Prompt 1:
Answer these from the Necatia article:
(a) Who collected the only known specimen, and in what year?
(b) How large is the female?
(c) Who established the name Davidia in 1873, and for what kind of genus?
Prompt 2: Please copy the stretch of the Necatia article from "- Authority: (Schenkel, 1963)" through "in southern China." word for word.

Necatia

Scientific classification
- Kingdom: Animalia
- Phylum: Arthropoda
- Subphylum: Chelicerata
- Class: Arachnida
- Order: Araneae
- Infraorder: Araneomorphae
- Family: Salticidae
- Genus: Necatia Özdikmen, 2007
- Species: N. magnidens
- Binomial name: Necatia magnidens (Schenkel, 1963)
- Synonyms: Davidia magnidens Schenkel, 1963 (preoccupied, see text) ; Davidina magnidens Brignoli, 1985 (preoccupied, see text) ;

= Necatia =

- Authority: (Schenkel, 1963)
- Parent authority: Özdikmen, 2007

Genus of spiders

Necatia is a genus of the jumping spider family Salticidae. Its only species, Necatia magnidens, is found in southern China.

The species is only known from a single female specimen, collected in 1872 by A. David, and described by Schenkel almost a hundred years later. Nothing more has been reported of the species since.

==Description==
From above, the carapace is U-shaped, slightly flared at the front. The female is slightly larger than 6 mm. The posterior lateral eyes are located almost halfway along the carapace. The abdomen is longer than broad and the legs are spiny. Schenkel described the specimen as having an overall brownish black color, "which is, perhaps, not surprising for a specimen preserved for so long".

==Taxonomy==
Taxonomically, this genus is interesting. The name Davidina was proposed by Brignoli in 1985 as a replacement for the original name Davidia, proposed by Schenkel in 1963. This was necessary according to ICZN rules, because Davidia had already been established by Hicks in 1873 as the name of a genus of Cycloconchidae, fossil mollusks. However, Brignoli overlooked that in 1879, Oberthür had already named a genus of Satyrini thus.

Supplied entries:

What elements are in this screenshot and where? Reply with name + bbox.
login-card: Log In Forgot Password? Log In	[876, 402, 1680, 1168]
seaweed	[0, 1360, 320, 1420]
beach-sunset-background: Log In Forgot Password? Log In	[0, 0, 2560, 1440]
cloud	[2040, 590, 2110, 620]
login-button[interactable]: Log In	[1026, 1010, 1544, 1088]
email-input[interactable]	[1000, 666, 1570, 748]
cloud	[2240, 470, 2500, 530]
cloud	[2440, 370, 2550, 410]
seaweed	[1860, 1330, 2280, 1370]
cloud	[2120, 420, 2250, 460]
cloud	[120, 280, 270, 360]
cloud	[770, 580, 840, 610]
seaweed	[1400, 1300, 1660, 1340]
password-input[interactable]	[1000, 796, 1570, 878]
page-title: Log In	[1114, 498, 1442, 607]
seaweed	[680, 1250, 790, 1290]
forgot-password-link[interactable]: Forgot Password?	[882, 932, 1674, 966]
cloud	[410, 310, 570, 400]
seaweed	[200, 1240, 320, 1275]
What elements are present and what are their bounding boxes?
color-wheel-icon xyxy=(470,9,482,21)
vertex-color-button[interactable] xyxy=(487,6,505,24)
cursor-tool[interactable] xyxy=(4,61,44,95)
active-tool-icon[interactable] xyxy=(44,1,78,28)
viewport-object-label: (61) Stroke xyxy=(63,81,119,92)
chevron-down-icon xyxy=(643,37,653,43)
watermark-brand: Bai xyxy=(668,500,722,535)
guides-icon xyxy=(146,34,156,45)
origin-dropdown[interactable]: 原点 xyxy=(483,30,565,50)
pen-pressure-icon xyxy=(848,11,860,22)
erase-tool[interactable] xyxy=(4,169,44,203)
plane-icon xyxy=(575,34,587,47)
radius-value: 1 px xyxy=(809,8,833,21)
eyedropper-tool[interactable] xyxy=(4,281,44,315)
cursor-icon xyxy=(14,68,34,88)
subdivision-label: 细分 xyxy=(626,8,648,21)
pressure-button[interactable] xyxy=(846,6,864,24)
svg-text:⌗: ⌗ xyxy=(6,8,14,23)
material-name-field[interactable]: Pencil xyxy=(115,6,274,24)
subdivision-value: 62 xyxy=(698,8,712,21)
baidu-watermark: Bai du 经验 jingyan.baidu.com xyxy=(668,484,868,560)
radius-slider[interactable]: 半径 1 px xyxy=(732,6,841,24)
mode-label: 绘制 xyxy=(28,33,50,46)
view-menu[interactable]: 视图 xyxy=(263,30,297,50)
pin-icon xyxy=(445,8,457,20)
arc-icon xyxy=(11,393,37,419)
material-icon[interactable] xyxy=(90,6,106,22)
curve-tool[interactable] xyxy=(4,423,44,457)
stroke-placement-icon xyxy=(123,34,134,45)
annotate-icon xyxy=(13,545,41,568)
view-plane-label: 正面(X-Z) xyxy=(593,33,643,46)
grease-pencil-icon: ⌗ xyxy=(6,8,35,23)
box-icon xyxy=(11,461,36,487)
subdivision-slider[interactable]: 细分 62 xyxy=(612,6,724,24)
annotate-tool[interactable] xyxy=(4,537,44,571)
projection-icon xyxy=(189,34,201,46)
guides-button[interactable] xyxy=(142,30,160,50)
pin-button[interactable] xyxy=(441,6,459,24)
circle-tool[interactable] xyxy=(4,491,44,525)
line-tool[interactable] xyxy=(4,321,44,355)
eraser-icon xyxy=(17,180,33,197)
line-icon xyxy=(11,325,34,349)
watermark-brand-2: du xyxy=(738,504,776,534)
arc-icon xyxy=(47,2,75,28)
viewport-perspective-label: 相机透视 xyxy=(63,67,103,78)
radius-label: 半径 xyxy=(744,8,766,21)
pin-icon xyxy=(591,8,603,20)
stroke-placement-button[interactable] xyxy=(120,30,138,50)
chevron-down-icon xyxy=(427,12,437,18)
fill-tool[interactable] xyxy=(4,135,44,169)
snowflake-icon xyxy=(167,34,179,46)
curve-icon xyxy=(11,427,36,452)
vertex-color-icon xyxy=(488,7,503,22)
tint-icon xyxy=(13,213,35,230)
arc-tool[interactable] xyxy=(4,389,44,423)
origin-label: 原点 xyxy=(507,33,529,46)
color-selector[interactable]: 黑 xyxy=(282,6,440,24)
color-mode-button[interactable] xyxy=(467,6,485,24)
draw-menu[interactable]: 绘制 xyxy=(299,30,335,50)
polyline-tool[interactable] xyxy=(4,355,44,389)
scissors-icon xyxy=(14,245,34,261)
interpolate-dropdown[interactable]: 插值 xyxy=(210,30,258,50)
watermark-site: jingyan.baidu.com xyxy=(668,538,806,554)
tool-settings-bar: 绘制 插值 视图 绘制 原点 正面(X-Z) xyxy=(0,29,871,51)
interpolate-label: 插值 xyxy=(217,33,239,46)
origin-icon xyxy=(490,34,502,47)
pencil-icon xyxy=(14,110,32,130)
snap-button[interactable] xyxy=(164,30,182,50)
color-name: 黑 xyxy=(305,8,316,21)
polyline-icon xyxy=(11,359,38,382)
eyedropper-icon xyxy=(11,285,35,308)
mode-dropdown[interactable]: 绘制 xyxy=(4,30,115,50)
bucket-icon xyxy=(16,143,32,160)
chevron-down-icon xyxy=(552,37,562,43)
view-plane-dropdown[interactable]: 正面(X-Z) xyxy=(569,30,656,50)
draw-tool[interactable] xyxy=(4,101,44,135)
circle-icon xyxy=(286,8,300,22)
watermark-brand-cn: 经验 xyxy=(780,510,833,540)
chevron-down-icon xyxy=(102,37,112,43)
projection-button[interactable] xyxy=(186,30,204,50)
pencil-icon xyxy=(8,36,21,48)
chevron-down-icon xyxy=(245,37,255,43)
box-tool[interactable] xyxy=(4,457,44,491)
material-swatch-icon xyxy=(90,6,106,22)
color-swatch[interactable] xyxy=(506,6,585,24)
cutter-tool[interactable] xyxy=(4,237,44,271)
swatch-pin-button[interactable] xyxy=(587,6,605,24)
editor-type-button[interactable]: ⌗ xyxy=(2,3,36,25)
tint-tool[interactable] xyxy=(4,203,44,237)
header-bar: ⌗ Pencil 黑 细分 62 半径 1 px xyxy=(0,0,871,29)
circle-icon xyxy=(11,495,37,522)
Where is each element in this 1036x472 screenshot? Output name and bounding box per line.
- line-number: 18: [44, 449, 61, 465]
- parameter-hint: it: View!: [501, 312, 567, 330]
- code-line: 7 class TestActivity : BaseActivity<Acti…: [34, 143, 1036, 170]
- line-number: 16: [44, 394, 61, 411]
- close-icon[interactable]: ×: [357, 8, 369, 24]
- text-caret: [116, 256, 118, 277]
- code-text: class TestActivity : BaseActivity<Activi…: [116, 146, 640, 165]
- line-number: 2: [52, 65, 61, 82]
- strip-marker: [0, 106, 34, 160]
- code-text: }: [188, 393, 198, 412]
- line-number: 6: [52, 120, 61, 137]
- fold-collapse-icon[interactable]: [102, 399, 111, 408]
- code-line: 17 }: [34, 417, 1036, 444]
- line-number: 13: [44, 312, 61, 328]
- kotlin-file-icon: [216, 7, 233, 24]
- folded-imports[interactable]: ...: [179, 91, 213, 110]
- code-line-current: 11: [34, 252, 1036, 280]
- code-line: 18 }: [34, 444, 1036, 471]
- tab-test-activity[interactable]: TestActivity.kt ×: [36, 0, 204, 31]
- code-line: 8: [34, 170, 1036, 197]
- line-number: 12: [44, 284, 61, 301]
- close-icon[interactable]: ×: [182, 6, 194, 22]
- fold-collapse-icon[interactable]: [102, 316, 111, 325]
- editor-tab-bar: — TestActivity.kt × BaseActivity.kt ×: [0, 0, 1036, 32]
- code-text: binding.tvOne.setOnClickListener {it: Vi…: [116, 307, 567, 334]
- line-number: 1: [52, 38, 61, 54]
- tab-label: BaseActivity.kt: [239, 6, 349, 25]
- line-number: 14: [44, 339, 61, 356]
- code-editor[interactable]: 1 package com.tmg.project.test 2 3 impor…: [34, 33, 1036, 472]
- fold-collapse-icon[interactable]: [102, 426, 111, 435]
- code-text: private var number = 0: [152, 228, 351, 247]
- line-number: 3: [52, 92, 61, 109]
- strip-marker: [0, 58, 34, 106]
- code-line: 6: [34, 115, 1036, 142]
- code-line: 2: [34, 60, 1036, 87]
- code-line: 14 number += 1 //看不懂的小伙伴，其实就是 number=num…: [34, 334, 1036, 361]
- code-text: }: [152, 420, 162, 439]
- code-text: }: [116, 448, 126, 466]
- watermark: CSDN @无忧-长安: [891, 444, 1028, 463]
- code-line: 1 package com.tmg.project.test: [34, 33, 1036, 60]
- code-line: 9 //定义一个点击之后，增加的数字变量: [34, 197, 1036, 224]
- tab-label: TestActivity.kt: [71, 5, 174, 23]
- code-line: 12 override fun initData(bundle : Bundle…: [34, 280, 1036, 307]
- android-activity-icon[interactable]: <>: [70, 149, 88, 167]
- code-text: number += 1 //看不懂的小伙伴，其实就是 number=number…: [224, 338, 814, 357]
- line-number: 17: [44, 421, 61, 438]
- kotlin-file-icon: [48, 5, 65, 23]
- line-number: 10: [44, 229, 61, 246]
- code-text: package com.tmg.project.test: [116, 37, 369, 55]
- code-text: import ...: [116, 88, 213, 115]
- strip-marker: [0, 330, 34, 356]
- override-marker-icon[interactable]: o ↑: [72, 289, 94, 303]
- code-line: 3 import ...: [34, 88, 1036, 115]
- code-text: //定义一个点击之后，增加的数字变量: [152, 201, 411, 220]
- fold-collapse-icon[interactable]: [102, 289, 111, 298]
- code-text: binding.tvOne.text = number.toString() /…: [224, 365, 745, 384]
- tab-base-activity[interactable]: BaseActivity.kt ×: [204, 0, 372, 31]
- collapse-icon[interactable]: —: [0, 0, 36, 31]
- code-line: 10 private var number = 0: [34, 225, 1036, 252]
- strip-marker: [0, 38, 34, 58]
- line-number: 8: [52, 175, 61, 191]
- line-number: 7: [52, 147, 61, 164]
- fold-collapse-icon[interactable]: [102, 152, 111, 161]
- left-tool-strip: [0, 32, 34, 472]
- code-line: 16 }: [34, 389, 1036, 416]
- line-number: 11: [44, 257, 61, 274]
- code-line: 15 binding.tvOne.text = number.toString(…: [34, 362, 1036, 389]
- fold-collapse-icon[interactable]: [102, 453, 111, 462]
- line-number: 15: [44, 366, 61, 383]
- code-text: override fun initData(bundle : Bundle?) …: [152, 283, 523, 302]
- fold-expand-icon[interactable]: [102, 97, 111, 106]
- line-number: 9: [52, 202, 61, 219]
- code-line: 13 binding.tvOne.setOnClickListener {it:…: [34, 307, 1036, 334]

Output 1:
(a) A. David, in 1872.
(b) Slightly larger than 6 mm.
(c) Hicks, for a genus of Cycloconchidae, fossil mollusks.

Output 2:
- Authority: (Schenkel, 1963)
- Parent authority: Özdikmen, 2007

Genus of spiders

Necatia is a genus of the jumping spider family Salticidae. Its only species, Necatia magnidens, is found in southern China.